## Exercise instructions
Tally up the lines carrying the string "text" and respond with only the resulting number.

## Supplied data
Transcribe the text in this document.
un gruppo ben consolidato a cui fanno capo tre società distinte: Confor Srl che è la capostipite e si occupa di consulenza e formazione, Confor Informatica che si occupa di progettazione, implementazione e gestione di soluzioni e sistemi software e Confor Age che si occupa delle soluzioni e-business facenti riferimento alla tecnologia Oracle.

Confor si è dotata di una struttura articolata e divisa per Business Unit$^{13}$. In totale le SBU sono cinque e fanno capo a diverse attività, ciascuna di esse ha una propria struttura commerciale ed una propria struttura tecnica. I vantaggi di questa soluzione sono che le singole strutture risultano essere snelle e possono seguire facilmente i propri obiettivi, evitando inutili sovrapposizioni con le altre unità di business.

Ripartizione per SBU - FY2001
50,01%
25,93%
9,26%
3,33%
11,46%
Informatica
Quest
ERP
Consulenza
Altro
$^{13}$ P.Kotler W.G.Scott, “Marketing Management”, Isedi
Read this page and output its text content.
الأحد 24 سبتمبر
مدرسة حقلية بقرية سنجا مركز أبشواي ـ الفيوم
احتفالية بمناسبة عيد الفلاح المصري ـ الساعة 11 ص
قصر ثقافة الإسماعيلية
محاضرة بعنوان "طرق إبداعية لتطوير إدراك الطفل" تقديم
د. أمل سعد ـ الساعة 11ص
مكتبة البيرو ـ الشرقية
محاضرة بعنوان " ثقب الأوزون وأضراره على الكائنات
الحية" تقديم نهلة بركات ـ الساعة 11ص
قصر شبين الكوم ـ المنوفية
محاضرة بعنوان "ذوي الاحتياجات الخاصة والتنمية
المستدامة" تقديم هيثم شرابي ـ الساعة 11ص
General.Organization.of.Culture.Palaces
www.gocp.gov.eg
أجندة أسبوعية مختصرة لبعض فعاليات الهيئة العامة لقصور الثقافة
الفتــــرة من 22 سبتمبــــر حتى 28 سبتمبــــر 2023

## Reply
2